◆ **DATA PROVIDED**
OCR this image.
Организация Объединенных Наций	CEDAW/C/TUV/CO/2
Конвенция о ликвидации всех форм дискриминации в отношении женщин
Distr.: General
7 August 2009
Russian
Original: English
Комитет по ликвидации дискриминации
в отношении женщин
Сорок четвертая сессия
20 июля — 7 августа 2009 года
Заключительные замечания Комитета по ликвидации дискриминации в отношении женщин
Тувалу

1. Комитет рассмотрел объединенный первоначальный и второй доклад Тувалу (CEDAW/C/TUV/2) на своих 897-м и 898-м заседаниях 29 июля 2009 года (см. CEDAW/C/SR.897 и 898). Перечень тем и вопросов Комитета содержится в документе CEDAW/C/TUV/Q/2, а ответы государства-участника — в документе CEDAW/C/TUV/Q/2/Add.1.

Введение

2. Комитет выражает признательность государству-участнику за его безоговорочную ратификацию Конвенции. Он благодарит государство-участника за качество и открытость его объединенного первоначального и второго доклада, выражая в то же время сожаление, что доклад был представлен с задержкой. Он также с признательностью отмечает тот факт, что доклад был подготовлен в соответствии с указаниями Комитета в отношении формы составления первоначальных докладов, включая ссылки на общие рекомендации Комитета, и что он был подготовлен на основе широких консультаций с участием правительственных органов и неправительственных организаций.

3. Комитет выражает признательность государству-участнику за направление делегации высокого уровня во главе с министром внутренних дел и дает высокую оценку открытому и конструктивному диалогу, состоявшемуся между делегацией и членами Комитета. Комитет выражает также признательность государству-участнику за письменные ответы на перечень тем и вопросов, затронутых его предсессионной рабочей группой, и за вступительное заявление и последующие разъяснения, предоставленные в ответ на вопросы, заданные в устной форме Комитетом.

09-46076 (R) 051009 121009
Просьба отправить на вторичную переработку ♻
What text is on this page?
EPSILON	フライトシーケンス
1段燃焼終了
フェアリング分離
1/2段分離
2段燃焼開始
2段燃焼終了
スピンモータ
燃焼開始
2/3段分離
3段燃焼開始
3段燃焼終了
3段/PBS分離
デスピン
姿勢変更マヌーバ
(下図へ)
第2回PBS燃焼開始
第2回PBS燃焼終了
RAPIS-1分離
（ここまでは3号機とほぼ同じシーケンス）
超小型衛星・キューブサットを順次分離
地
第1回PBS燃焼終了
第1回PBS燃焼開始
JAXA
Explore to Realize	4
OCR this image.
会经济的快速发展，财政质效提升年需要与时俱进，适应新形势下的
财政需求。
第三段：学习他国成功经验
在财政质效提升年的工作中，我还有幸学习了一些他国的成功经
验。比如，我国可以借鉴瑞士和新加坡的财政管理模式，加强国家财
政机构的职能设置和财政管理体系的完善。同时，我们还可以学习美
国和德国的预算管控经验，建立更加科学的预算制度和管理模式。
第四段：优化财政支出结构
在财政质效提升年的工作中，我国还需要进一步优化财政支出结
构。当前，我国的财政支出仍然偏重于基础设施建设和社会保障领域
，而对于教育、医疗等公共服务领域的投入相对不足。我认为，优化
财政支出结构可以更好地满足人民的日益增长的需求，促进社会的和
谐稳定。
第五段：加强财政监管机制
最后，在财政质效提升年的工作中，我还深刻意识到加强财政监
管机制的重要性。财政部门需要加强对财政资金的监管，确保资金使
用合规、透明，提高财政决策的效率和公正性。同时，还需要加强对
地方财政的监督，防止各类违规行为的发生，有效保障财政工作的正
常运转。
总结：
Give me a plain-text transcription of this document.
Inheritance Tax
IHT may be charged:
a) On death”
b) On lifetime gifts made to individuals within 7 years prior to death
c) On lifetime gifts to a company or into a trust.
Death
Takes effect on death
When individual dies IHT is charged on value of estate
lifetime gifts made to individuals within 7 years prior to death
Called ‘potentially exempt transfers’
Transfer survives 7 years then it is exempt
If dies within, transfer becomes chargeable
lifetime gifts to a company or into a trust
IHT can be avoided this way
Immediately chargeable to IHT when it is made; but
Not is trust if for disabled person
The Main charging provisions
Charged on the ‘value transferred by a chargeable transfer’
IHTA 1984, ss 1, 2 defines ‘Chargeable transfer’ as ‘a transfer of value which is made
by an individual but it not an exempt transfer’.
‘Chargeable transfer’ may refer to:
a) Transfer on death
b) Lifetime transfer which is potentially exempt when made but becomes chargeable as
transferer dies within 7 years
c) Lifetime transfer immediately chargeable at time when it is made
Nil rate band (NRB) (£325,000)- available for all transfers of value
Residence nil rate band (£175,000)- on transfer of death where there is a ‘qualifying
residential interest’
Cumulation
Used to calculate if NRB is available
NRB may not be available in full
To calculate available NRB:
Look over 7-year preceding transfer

◆ **DIRECTION**
Set down the material above again, word for word.

◆ **SOLUTION TO THIS EXERCISE**
OCR this image.
Организация Объединенных Наций	CEDAW/C/TUV/CO/2
Конвенция о ликвидации всех форм дискриминации в отношении женщин
Distr.: General
7 August 2009
Russian
Original: English
Комитет по ликвидации дискриминации
в отношении женщин
Сорок четвертая сессия
20 июля — 7 августа 2009 года
Заключительные замечания Комитета по ликвидации дискриминации в отношении женщин
Тувалу

1. Комитет рассмотрел объединенный первоначальный и второй доклад Тувалу (CEDAW/C/TUV/2) на своих 897-м и 898-м заседаниях 29 июля 2009 года (см. CEDAW/C/SR.897 и 898). Перечень тем и вопросов Комитета содержится в документе CEDAW/C/TUV/Q/2, а ответы государства-участника — в документе CEDAW/C/TUV/Q/2/Add.1.

Введение

2. Комитет выражает признательность государству-участнику за его безоговорочную ратификацию Конвенции. Он благодарит государство-участника за качество и открытость его объединенного первоначального и второго доклада, выражая в то же время сожаление, что доклад был представлен с задержкой. Он также с признательностью отмечает тот факт, что доклад был подготовлен в соответствии с указаниями Комитета в отношении формы составления первоначальных докладов, включая ссылки на общие рекомендации Комитета, и что он был подготовлен на основе широких консультаций с участием правительственных органов и неправительственных организаций.

3. Комитет выражает признательность государству-участнику за направление делегации высокого уровня во главе с министром внутренних дел и дает высокую оценку открытому и конструктивному диалогу, состоявшемуся между делегацией и членами Комитета. Комитет выражает также признательность государству-участнику за письменные ответы на перечень тем и вопросов, затронутых его предсессионной рабочей группой, и за вступительное заявление и последующие разъяснения, предоставленные в ответ на вопросы, заданные в устной форме Комитетом.

09-46076 (R) 051009 121009
Просьба отправить на вторичную переработку ♻
What text is on this page?
EPSILON	フライトシーケンス
1段燃焼終了
フェアリング分離
1/2段分離
2段燃焼開始
2段燃焼終了
スピンモータ
燃焼開始
2/3段分離
3段燃焼開始
3段燃焼終了
3段/PBS分離
デスピン
姿勢変更マヌーバ
(下図へ)
第2回PBS燃焼開始
第2回PBS燃焼終了
RAPIS-1分離
（ここまでは3号機とほぼ同じシーケンス）
超小型衛星・キューブサットを順次分離
地
第1回PBS燃焼終了
第1回PBS燃焼開始
JAXA
Explore to Realize	4
OCR this image.
会经济的快速发展，财政质效提升年需要与时俱进，适应新形势下的
财政需求。
第三段：学习他国成功经验
在财政质效提升年的工作中，我还有幸学习了一些他国的成功经
验。比如，我国可以借鉴瑞士和新加坡的财政管理模式，加强国家财
政机构的职能设置和财政管理体系的完善。同时，我们还可以学习美
国和德国的预算管控经验，建立更加科学的预算制度和管理模式。
第四段：优化财政支出结构
在财政质效提升年的工作中，我国还需要进一步优化财政支出结
构。当前，我国的财政支出仍然偏重于基础设施建设和社会保障领域
，而对于教育、医疗等公共服务领域的投入相对不足。我认为，优化
财政支出结构可以更好地满足人民的日益增长的需求，促进社会的和
谐稳定。
第五段：加强财政监管机制
最后，在财政质效提升年的工作中，我还深刻意识到加强财政监
管机制的重要性。财政部门需要加强对财政资金的监管，确保资金使
用合规、透明，提高财政决策的效率和公正性。同时，还需要加强对
地方财政的监督，防止各类违规行为的发生，有效保障财政工作的正
常运转。
总结：
Give me a plain-text transcription of this document.
Inheritance Tax
IHT may be charged:
a) On death”
b) On lifetime gifts made to individuals within 7 years prior to death
c) On lifetime gifts to a company or into a trust.
Death
Takes effect on death
When individual dies IHT is charged on value of estate
lifetime gifts made to individuals within 7 years prior to death
Called ‘potentially exempt transfers’
Transfer survives 7 years then it is exempt
If dies within, transfer becomes chargeable
lifetime gifts to a company or into a trust
IHT can be avoided this way
Immediately chargeable to IHT when it is made; but
Not is trust if for disabled person
The Main charging provisions
Charged on the ‘value transferred by a chargeable transfer’
IHTA 1984, ss 1, 2 defines ‘Chargeable transfer’ as ‘a transfer of value which is made
by an individual but it not an exempt transfer’.
‘Chargeable transfer’ may refer to:
a) Transfer on death
b) Lifetime transfer which is potentially exempt when made but becomes chargeable as
transferer dies within 7 years
c) Lifetime transfer immediately chargeable at time when it is made
Nil rate band (NRB) (£325,000)- available for all transfers of value
Residence nil rate band (£175,000)- on transfer of death where there is a ‘qualifying
residential interest’
Cumulation
Used to calculate if NRB is available
NRB may not be available in full
To calculate available NRB:
Look over 7-year preceding transfer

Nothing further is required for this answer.